'''
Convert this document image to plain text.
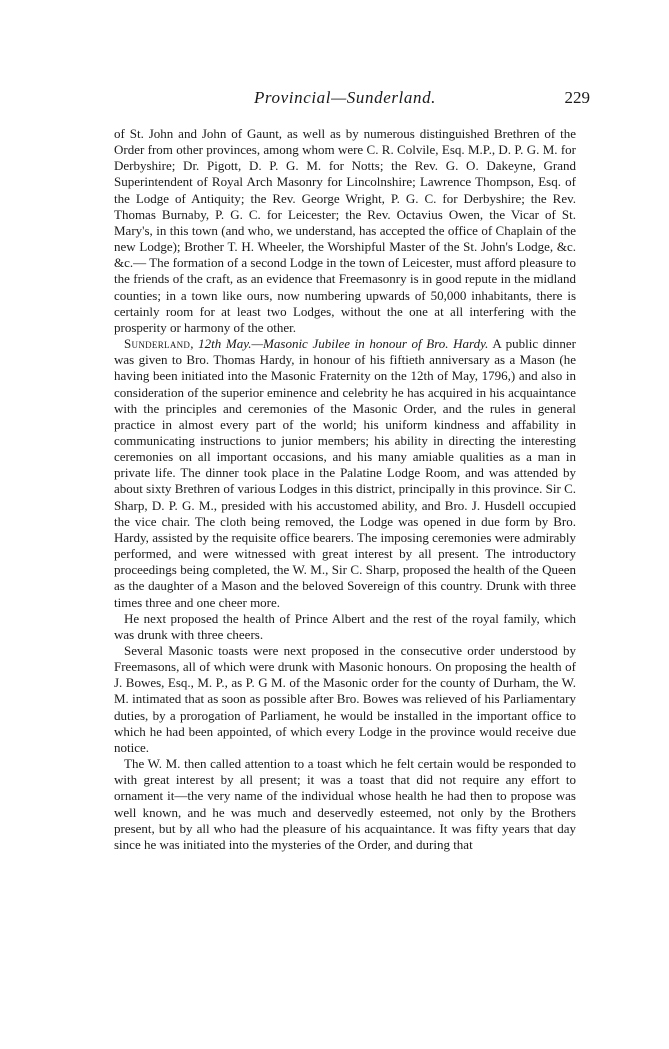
Provincial—Sunderland.	229

of St. John and John of Gaunt, as well as by numerous distinguished Brethren of the Order from other provinces, among whom were C. R. Colvile, Esq. M.P., D. P. G. M. for Derbyshire; Dr. Pigott, D. P. G. M. for Notts; the Rev. G. O. Dakeyne, Grand Superintendent of Royal Arch Masonry for Lincolnshire; Lawrence Thompson, Esq. of the Lodge of Antiquity; the Rev. George Wright, P. G. C. for Derbyshire; the Rev. Thomas Burnaby, P. G. C. for Leicester; the Rev. Octavius Owen, the Vicar of St. Mary's, in this town (and who, we understand, has accepted the office of Chaplain of the new Lodge); Brother T. H. Wheeler, the Worshipful Master of the St. John's Lodge, &c. &c.— The formation of a second Lodge in the town of Leicester, must afford pleasure to the friends of the craft, as an evidence that Freemasonry is in good repute in the midland counties; in a town like ours, now numbering upwards of 50,000 inhabitants, there is certainly room for at least two Lodges, without the one at all interfering with the prosperity or harmony of the other.

Sunderland, 12th May.—Masonic Jubilee in honour of Bro. Hardy. A public dinner was given to Bro. Thomas Hardy, in honour of his fiftieth anniversary as a Mason (he having been initiated into the Masonic Fraternity on the 12th of May, 1796,) and also in consideration of the superior eminence and celebrity he has acquired in his acquaintance with the principles and ceremonies of the Masonic Order, and the rules in general practice in almost every part of the world; his uniform kindness and affability in communicating instructions to junior members; his ability in directing the interesting ceremonies on all important occasions, and his many amiable qualities as a man in private life. The dinner took place in the Palatine Lodge Room, and was attended by about sixty Brethren of various Lodges in this district, principally in this province. Sir C. Sharp, D. P. G. M., presided with his accustomed ability, and Bro. J. Husdell occupied the vice chair. The cloth being removed, the Lodge was opened in due form by Bro. Hardy, assisted by the requisite office bearers. The imposing ceremonies were admirably performed, and were witnessed with great interest by all present. The introductory proceedings being completed, the W. M., Sir C. Sharp, proposed the health of the Queen as the daughter of a Mason and the beloved Sovereign of this country. Drunk with three times three and one cheer more.

He next proposed the health of Prince Albert and the rest of the royal family, which was drunk with three cheers.

Several Masonic toasts were next proposed in the consecutive order understood by Freemasons, all of which were drunk with Masonic honours. On proposing the health of J. Bowes, Esq., M. P., as P. G M. of the Masonic order for the county of Durham, the W. M. intimated that as soon as possible after Bro. Bowes was relieved of his Parliamentary duties, by a prorogation of Parliament, he would be installed in the important office to which he had been appointed, of which every Lodge in the province would receive due notice.

The W. M. then called attention to a toast which he felt certain would be responded to with great interest by all present; it was a toast that did not require any effort to ornament it—the very name of the individual whose health he had then to propose was well known, and he was much and deservedly esteemed, not only by the Brothers present, but by all who had the pleasure of his acquaintance. It was fifty years that day since he was initiated into the mysteries of the Order, and during that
'''
Output every entry word for word, but omit the pictures.

• **Correct answer**
Convert this document image to plain text.
Provincial—Sunderland.	229

of St. John and John of Gaunt, as well as by numerous distinguished Brethren of the Order from other provinces, among whom were C. R. Colvile, Esq. M.P., D. P. G. M. for Derbyshire; Dr. Pigott, D. P. G. M. for Notts; the Rev. G. O. Dakeyne, Grand Superintendent of Royal Arch Masonry for Lincolnshire; Lawrence Thompson, Esq. of the Lodge of Antiquity; the Rev. George Wright, P. G. C. for Derbyshire; the Rev. Thomas Burnaby, P. G. C. for Leicester; the Rev. Octavius Owen, the Vicar of St. Mary's, in this town (and who, we understand, has accepted the office of Chaplain of the new Lodge); Brother T. H. Wheeler, the Worshipful Master of the St. John's Lodge, &c. &c.— The formation of a second Lodge in the town of Leicester, must afford pleasure to the friends of the craft, as an evidence that Freemasonry is in good repute in the midland counties; in a town like ours, now numbering upwards of 50,000 inhabitants, there is certainly room for at least two Lodges, without the one at all interfering with the prosperity or harmony of the other.

Sunderland, 12th May.—Masonic Jubilee in honour of Bro. Hardy. A public dinner was given to Bro. Thomas Hardy, in honour of his fiftieth anniversary as a Mason (he having been initiated into the Masonic Fraternity on the 12th of May, 1796,) and also in consideration of the superior eminence and celebrity he has acquired in his acquaintance with the principles and ceremonies of the Masonic Order, and the rules in general practice in almost every part of the world; his uniform kindness and affability in communicating instructions to junior members; his ability in directing the interesting ceremonies on all important occasions, and his many amiable qualities as a man in private life. The dinner took place in the Palatine Lodge Room, and was attended by about sixty Brethren of various Lodges in this district, principally in this province. Sir C. Sharp, D. P. G. M., presided with his accustomed ability, and Bro. J. Husdell occupied the vice chair. The cloth being removed, the Lodge was opened in due form by Bro. Hardy, assisted by the requisite office bearers. The imposing ceremonies were admirably performed, and were witnessed with great interest by all present. The introductory proceedings being completed, the W. M., Sir C. Sharp, proposed the health of the Queen as the daughter of a Mason and the beloved Sovereign of this country. Drunk with three times three and one cheer more.

He next proposed the health of Prince Albert and the rest of the royal family, which was drunk with three cheers.

Several Masonic toasts were next proposed in the consecutive order understood by Freemasons, all of which were drunk with Masonic honours. On proposing the health of J. Bowes, Esq., M. P., as P. G M. of the Masonic order for the county of Durham, the W. M. intimated that as soon as possible after Bro. Bowes was relieved of his Parliamentary duties, by a prorogation of Parliament, he would be installed in the important office to which he had been appointed, of which every Lodge in the province would receive due notice.

The W. M. then called attention to a toast which he felt certain would be responded to with great interest by all present; it was a toast that did not require any effort to ornament it—the very name of the individual whose health he had then to propose was well known, and he was much and deservedly esteemed, not only by the Brothers present, but by all who had the pleasure of his acquaintance. It was fifty years that day since he was initiated into the mysteries of the Order, and during that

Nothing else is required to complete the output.